- **Short exercise**
Locate each line below that includes "meeting" and reproduce it.

====== Exercise input

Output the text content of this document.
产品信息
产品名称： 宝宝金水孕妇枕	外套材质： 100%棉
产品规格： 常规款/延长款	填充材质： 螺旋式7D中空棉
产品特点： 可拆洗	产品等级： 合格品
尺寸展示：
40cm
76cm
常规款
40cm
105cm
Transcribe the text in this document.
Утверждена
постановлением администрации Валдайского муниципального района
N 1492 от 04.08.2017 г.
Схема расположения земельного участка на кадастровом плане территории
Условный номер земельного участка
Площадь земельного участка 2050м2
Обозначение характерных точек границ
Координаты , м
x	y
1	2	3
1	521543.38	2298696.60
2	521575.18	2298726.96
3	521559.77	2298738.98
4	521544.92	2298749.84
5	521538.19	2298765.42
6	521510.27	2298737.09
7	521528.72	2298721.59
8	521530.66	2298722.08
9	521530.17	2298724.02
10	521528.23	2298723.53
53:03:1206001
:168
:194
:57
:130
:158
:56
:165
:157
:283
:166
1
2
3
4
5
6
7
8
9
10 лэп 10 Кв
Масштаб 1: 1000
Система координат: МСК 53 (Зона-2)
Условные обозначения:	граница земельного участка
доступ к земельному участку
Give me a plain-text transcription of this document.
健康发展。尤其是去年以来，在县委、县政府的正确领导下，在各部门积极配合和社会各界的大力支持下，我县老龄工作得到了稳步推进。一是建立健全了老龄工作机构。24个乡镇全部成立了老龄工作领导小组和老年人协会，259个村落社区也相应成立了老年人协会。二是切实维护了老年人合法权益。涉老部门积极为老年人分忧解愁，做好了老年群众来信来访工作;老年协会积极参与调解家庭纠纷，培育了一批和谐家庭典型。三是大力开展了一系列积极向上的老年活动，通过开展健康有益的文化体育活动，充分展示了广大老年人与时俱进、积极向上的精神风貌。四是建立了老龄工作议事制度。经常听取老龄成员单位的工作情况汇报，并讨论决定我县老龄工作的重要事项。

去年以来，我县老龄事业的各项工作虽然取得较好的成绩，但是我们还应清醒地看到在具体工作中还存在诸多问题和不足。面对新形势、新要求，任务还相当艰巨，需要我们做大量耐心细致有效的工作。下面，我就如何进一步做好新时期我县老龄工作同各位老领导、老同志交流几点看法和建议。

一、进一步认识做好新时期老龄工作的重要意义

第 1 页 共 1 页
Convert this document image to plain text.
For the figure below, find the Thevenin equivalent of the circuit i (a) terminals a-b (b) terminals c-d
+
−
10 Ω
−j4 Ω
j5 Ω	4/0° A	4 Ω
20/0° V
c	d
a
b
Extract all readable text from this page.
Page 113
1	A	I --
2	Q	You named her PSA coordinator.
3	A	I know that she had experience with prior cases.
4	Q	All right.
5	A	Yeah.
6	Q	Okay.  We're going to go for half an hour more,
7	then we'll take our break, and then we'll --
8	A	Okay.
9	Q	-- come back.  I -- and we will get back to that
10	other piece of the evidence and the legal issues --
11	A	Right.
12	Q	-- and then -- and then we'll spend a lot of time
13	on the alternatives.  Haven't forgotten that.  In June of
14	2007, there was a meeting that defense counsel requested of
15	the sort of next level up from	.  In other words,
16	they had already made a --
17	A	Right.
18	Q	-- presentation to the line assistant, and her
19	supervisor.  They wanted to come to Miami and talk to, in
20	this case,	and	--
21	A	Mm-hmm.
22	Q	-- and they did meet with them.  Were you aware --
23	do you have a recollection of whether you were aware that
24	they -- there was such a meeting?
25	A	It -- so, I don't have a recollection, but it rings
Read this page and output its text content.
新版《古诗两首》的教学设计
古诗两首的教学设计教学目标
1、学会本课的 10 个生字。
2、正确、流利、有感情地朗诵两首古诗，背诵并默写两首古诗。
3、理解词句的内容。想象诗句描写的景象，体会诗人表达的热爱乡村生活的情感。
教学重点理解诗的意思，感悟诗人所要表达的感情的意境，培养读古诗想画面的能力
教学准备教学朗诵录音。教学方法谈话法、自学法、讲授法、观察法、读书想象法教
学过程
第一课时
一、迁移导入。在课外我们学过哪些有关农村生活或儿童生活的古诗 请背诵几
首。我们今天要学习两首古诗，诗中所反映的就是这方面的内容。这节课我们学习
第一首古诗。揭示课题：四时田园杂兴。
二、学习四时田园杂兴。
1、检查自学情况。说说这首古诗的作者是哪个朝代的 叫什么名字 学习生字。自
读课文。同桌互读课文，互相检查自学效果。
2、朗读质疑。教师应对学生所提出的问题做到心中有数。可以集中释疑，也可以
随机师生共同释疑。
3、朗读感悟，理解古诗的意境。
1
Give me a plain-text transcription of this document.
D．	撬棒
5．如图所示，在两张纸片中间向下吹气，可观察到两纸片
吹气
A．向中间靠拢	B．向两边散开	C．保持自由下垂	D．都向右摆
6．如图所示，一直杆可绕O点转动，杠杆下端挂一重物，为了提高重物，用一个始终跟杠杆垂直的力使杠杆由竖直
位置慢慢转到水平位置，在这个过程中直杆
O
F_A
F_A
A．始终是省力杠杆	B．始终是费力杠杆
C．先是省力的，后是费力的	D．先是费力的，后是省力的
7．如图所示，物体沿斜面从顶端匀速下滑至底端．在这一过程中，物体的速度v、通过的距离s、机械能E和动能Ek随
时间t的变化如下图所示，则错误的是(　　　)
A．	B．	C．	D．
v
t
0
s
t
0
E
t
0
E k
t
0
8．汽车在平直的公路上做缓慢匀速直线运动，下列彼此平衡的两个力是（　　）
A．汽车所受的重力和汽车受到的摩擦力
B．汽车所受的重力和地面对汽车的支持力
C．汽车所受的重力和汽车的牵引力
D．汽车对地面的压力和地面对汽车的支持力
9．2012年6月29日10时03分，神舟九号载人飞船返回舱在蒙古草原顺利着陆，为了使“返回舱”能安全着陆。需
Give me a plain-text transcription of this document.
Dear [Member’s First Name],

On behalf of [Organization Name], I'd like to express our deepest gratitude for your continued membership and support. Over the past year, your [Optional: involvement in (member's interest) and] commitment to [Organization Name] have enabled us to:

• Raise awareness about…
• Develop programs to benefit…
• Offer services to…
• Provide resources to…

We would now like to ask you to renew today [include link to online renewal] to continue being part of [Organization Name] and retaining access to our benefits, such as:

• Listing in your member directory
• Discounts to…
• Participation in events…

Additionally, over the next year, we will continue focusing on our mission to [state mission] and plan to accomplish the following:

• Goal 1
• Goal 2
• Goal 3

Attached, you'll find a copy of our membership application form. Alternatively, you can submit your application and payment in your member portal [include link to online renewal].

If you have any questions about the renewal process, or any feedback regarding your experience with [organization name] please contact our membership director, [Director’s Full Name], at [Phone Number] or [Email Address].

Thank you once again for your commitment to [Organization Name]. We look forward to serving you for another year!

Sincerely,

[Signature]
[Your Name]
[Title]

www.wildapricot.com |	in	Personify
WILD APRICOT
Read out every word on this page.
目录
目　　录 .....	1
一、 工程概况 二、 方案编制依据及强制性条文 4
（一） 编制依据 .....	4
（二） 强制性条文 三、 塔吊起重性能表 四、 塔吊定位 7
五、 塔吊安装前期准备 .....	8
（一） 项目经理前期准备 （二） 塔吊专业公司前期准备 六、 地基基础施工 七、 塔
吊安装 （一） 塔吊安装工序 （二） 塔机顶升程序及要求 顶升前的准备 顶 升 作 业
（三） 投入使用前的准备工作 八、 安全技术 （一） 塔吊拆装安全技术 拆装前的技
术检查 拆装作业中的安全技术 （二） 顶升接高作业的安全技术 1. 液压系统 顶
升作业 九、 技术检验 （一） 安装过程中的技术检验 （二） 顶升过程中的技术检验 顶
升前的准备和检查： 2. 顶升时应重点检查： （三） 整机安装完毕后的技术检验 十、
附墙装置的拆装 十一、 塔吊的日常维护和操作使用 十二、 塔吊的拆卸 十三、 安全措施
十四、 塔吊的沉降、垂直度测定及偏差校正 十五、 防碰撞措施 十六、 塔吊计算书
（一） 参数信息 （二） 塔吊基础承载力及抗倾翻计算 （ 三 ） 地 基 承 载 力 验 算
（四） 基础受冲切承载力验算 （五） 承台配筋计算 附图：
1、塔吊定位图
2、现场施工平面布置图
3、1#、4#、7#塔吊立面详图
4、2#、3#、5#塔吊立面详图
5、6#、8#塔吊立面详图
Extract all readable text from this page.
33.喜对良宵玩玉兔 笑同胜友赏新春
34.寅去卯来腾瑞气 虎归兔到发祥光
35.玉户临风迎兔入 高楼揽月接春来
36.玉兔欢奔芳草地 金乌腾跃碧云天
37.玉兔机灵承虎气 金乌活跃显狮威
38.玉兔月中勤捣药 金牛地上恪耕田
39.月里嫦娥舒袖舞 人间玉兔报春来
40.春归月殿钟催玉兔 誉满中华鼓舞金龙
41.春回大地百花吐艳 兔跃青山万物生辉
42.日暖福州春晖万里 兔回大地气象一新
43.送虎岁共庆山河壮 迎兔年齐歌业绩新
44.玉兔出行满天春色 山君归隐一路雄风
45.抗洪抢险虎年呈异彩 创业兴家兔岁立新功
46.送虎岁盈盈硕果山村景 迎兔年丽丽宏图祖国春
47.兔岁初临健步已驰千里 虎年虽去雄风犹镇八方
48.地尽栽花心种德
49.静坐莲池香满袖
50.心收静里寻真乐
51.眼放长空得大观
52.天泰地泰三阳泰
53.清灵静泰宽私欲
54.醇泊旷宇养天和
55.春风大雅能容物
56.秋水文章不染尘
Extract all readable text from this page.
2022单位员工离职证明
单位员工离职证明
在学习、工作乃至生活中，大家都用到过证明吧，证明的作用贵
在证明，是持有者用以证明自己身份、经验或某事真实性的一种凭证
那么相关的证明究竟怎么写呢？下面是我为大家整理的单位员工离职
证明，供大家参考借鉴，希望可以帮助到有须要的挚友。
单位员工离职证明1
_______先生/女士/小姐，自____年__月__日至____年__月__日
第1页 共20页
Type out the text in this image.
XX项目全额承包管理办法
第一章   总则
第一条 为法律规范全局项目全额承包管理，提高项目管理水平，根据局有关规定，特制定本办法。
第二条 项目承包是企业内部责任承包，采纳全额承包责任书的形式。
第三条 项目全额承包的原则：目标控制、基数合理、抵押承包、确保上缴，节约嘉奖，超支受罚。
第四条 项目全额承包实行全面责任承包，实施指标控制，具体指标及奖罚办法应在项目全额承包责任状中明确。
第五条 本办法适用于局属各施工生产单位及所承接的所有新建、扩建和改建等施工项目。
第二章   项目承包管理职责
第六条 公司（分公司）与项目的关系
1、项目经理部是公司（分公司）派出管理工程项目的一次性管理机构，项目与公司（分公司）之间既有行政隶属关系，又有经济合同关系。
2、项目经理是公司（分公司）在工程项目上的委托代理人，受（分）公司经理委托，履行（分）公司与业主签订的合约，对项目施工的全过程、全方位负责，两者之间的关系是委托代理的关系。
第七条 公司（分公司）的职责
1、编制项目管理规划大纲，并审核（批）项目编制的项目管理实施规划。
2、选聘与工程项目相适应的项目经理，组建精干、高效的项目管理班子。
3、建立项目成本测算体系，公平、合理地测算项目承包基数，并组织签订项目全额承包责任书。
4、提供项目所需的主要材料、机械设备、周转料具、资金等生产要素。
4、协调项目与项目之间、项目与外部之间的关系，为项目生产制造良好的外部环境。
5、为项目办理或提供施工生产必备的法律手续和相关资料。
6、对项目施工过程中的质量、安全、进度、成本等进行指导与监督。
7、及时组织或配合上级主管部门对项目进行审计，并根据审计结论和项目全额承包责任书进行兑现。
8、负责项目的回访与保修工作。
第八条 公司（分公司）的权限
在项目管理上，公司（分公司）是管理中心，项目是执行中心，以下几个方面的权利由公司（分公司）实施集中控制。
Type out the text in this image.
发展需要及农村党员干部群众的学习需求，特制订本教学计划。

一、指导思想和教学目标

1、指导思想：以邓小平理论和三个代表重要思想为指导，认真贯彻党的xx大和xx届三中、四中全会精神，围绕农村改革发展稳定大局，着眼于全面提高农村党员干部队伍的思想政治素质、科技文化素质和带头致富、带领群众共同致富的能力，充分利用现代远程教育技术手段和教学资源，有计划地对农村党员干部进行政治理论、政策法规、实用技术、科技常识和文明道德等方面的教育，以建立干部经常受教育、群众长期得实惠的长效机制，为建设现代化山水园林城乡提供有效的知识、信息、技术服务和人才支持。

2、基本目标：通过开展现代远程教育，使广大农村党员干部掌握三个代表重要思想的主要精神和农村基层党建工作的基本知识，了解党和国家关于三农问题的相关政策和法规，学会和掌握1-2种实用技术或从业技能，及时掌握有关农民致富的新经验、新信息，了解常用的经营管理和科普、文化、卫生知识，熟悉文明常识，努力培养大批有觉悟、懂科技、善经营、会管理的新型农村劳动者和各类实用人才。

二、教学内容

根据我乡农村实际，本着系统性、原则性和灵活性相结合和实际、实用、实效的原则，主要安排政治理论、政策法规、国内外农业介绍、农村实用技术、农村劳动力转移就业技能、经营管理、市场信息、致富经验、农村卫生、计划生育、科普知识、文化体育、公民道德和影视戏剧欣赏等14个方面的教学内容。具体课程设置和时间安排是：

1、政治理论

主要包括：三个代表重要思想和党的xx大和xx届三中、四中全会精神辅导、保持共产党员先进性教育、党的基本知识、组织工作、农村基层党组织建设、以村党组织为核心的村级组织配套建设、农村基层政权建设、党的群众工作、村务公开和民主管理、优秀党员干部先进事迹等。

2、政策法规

============

- **Output for this task**
14	2007, there was a meeting that defense counsel requested of
24	they -- there was such a meeting?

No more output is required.